### [TASK INSTRUCTIONS]
1. Using the home data center post below, decide whether each statement agrees with it: (a) the igb1 port connects directly to the FiOS Optical Network Terminal, (b) the global zone has a default route, (c) the home network DHCP server runs in the webserver zone. Answer yes or no for each and quote the words that settle it.
2. In the home data center post below, which file system lets the webserver zone inherit subdirectories from the global zone?
--- PASSAGE GIVEN ---
Kebe Says - Dan McDonald's Blog

Home Data Center 3.0 -- Part 2: HDC's many uses

In the prior post, I mentioned a need for four active ethernet ports. These four ports are physical links to four distinct Ethernet networks. Joyent's SmartOS and Triton characterize these with NIC Tags. I just view them as distinct networks. They are all driven by the illumos igb(7d) driver (hmm, that man page needs updating) on HDC 3.0, and I'll specify them now:

  • igb0 - My home network.
  • igb1 - The external network. This port is directly attached to my FiOS Optical Network Terminal's Gigabit Ethernet port.
  • igb2 - My work network. Used for my workstation, and "external" NIC Tag for my work-at-home Triton deployment, Kebecloud.
  • igb3 - Mostly unused for now, but connected to Kebecloud's "admin" NIC Tag.
The zones abstraction in illumos allows not just containment, but a full TCP/IP stack to be assigned to each zone. This makes a zone feel more like a proper virtual machine in most cases. Many illumos distros are able to run a full VMM as the only process in a zone, which ends up delivering a proper virtual machine. As of this post's publication, however, I'm only running illumos zones, not full VM ones. Here's their list:
(0)# zoneadm list -cv
  ID NAME             STATUS     PATH                           BRAND    IP    
   0 global           running    /                              ipkg     shared
   1 webserver        running    /zones/webserver               lipkg    excl  
   2 work             running    /zones/work                    lipkg    excl  
   3 router           running    /zones/router                  lipkg    excl  
   4 calendar         running    /zones/calendar                lipkg    excl  
   5 dns              running    /zones/dns                     lipkg    excl  
(0)# 
Their zone names correspond to their jobs:
  • global - The illumos global zone is what exists even in the absence of other zones. Some illumos distros, like SmartOS, encourage minimizing what a global zone has for services. HDC's global zone serves NFS and SMB/CIFS to my home network. The global zone has the primary link into the home network. HDC's global zone has no default route, so if any operations that need out-of-the-house networking either go through another zone (e.g. DNS lookups), or a defaut route must be temporarily added (e.g. NTP chimes, `pkg update`).
  • webserver - Just like the name says, this zone hosts the web server for kebe.com. For this zone, it uses lofs(7FS), the loopback virtual file system to inherit subdirectories from the global zone. I edit blog entries (like this one) for this zone via NFS from my laptop. The global zone serves NFS, but the files I'm editing are not only available in the global zone, but are also lofs-mounted into the webserver zone as well. The webserver zone has a vnic (see here for details about a vnic, the virtual network interface controller) link to the home network, but has a default route, and the router zone's NAT (more later) forwards ports 80 and 443 to this zone. Additionally, the home network DHCP server lives here, for no other reason than, "it's not the global zone."
--- ENTRIES SHOWN ---
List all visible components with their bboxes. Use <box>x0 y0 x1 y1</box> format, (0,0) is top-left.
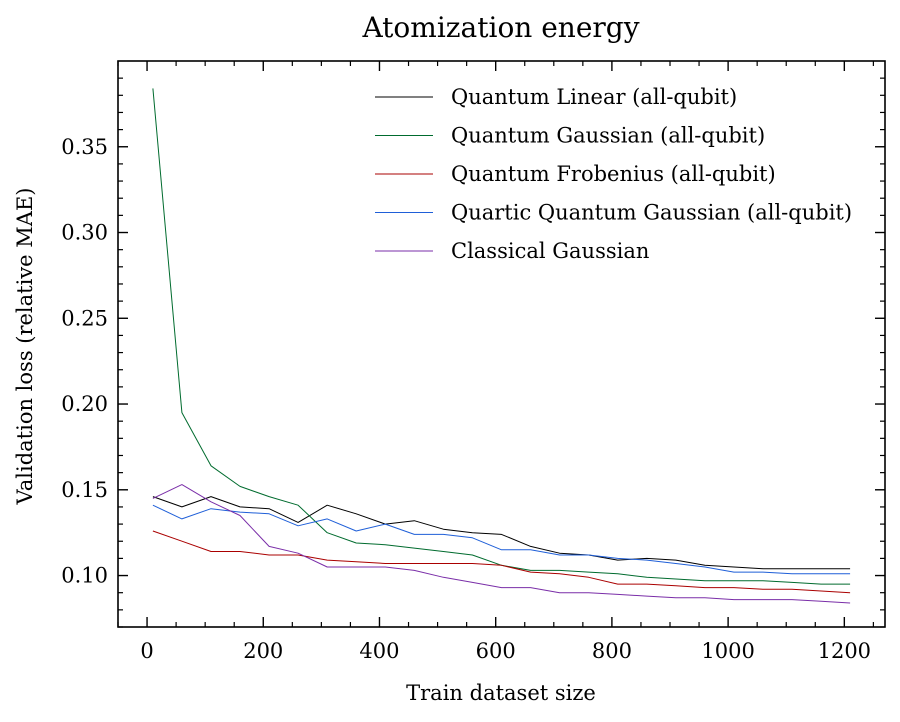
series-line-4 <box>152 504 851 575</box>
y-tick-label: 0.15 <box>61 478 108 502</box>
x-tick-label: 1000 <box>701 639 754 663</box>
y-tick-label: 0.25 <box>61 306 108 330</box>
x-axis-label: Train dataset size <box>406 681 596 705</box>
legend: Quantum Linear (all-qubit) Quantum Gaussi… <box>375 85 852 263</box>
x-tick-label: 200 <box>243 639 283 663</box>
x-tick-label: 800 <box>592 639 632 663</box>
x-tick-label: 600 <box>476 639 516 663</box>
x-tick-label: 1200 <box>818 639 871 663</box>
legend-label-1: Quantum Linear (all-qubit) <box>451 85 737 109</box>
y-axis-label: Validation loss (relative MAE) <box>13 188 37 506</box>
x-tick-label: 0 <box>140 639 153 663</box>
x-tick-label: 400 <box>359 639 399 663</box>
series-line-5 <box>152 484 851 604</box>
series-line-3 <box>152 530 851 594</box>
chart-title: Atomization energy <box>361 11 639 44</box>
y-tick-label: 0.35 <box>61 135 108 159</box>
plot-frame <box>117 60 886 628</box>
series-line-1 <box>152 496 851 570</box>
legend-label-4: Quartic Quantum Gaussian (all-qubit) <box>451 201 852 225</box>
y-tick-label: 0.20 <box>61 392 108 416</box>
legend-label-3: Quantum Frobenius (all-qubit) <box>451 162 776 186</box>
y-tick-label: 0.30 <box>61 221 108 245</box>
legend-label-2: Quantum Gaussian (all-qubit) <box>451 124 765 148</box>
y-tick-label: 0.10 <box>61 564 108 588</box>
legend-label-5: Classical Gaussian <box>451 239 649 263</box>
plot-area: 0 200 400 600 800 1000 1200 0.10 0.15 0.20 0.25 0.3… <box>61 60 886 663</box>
---
### [ANSWERS FOR THIS EXERCISE]
1.
(a) Yes: "This port is directly attached to my FiOS Optical Network Terminal's Gigabit Ethernet port."
(b) No: "HDC's global zone has no default route"
(c) Yes: "the home network DHCP server lives here"

2. lofs(7FS), the loopback virtual file system.